## SET PROBLEM
Copy the records below exactly, leaving out every picture.

## SOURCE MATERIAL
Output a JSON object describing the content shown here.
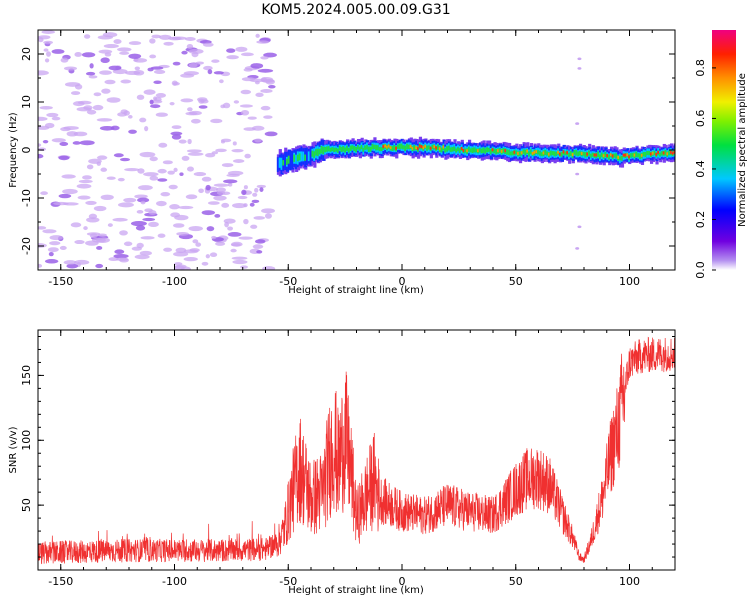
{
  "title": "KOM5.2024.005.00.09.G31",
  "colors": {
    "snr_line": "#f03030",
    "mask_purple": "#c9a6f2",
    "axis": "#000000"
  },
  "chart_data": [
    {
      "type": "heatmap",
      "name": "spectrogram",
      "xlabel": "Height of straight line (km)",
      "ylabel": "Frequency (Hz)",
      "xlim": [
        -160,
        120
      ],
      "ylim": [
        -25,
        25
      ],
      "xticks": [
        -150,
        -100,
        -50,
        0,
        50,
        100
      ],
      "yticks": [
        -20,
        -10,
        0,
        10,
        20
      ],
      "grid": false,
      "colorbar": {
        "label": "Normalized spectral amplitude",
        "range": [
          0.0,
          0.95
        ],
        "ticks": [
          0.0,
          0.2,
          0.4,
          0.6,
          0.8
        ]
      },
      "signal_trace": {
        "start_km": -55,
        "end_km": 120,
        "freq_track": [
          [
            -55,
            -3
          ],
          [
            -50,
            -2
          ],
          [
            -45,
            -1.5
          ],
          [
            -40,
            -1
          ],
          [
            -35,
            0
          ],
          [
            -20,
            0.3
          ],
          [
            0,
            0.6
          ],
          [
            20,
            0.2
          ],
          [
            40,
            -0.3
          ],
          [
            60,
            -0.7
          ],
          [
            80,
            -0.8
          ],
          [
            95,
            -1.5
          ],
          [
            110,
            -0.8
          ],
          [
            120,
            -0.7
          ]
        ]
      },
      "noise_region_km": [
        -160,
        -57
      ]
    },
    {
      "type": "line",
      "name": "snr",
      "xlabel": "Height of straight line (km)",
      "ylabel": "SNR (v/v)",
      "xlim": [
        -160,
        120
      ],
      "ylim": [
        0,
        185
      ],
      "xticks": [
        -150,
        -100,
        -50,
        0,
        50,
        100
      ],
      "yticks": [
        50,
        100,
        150
      ],
      "grid": false,
      "envelope": {
        "x": [
          -160,
          -140,
          -120,
          -100,
          -80,
          -60,
          -55,
          -52,
          -48,
          -45,
          -40,
          -35,
          -30,
          -28,
          -25,
          -22,
          -20,
          -15,
          -12,
          -10,
          0,
          10,
          20,
          30,
          40,
          50,
          55,
          60,
          65,
          70,
          75,
          78,
          80,
          83,
          88,
          92,
          95,
          98,
          100,
          105,
          110,
          120
        ],
        "y": [
          13,
          14,
          15,
          15,
          15,
          16,
          20,
          30,
          60,
          80,
          55,
          60,
          100,
          80,
          105,
          70,
          40,
          60,
          70,
          55,
          45,
          42,
          50,
          45,
          42,
          62,
          70,
          72,
          65,
          45,
          25,
          10,
          8,
          22,
          55,
          90,
          110,
          140,
          160,
          165,
          166,
          167
        ]
      }
    }
  ]
}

## FULL OUTPUT
Output a JSON object describing the content shown here.
{
  "title": "KOM5.2024.005.00.09.G31",
  "colors": {
    "snr_line": "#f03030",
    "mask_purple": "#c9a6f2",
    "axis": "#000000"
  },
  "chart_data": [
    {
      "type": "heatmap",
      "name": "spectrogram",
      "xlabel": "Height of straight line (km)",
      "ylabel": "Frequency (Hz)",
      "xlim": [
        -160,
        120
      ],
      "ylim": [
        -25,
        25
      ],
      "xticks": [
        -150,
        -100,
        -50,
        0,
        50,
        100
      ],
      "yticks": [
        -20,
        -10,
        0,
        10,
        20
      ],
      "grid": false,
      "colorbar": {
        "label": "Normalized spectral amplitude",
        "range": [
          0.0,
          0.95
        ],
        "ticks": [
          0.0,
          0.2,
          0.4,
          0.6,
          0.8
        ]
      },
      "signal_trace": {
        "start_km": -55,
        "end_km": 120,
        "freq_track": [
          [
            -55,
            -3
          ],
          [
            -50,
            -2
          ],
          [
            -45,
            -1.5
          ],
          [
            -40,
            -1
          ],
          [
            -35,
            0
          ],
          [
            -20,
            0.3
          ],
          [
            0,
            0.6
          ],
          [
            20,
            0.2
          ],
          [
            40,
            -0.3
          ],
          [
            60,
            -0.7
          ],
          [
            80,
            -0.8
          ],
          [
            95,
            -1.5
          ],
          [
            110,
            -0.8
          ],
          [
            120,
            -0.7
          ]
        ]
      },
      "noise_region_km": [
        -160,
        -57
      ]
    },
    {
      "type": "line",
      "name": "snr",
      "xlabel": "Height of straight line (km)",
      "ylabel": "SNR (v/v)",
      "xlim": [
        -160,
        120
      ],
      "ylim": [
        0,
        185
      ],
      "xticks": [
        -150,
        -100,
        -50,
        0,
        50,
        100
      ],
      "yticks": [
        50,
        100,
        150
      ],
      "grid": false,
      "envelope": {
        "x": [
          -160,
          -140,
          -120,
          -100,
          -80,
          -60,
          -55,
          -52,
          -48,
          -45,
          -40,
          -35,
          -30,
          -28,
          -25,
          -22,
          -20,
          -15,
          -12,
          -10,
          0,
          10,
          20,
          30,
          40,
          50,
          55,
          60,
          65,
          70,
          75,
          78,
          80,
          83,
          88,
          92,
          95,
          98,
          100,
          105,
          110,
          120
        ],
        "y": [
          13,
          14,
          15,
          15,
          15,
          16,
          20,
          30,
          60,
          80,
          55,
          60,
          100,
          80,
          105,
          70,
          40,
          60,
          70,
          55,
          45,
          42,
          50,
          45,
          42,
          62,
          70,
          72,
          65,
          45,
          25,
          10,
          8,
          22,
          55,
          90,
          110,
          140,
          160,
          165,
          166,
          167
        ]
      }
    }
  ]
}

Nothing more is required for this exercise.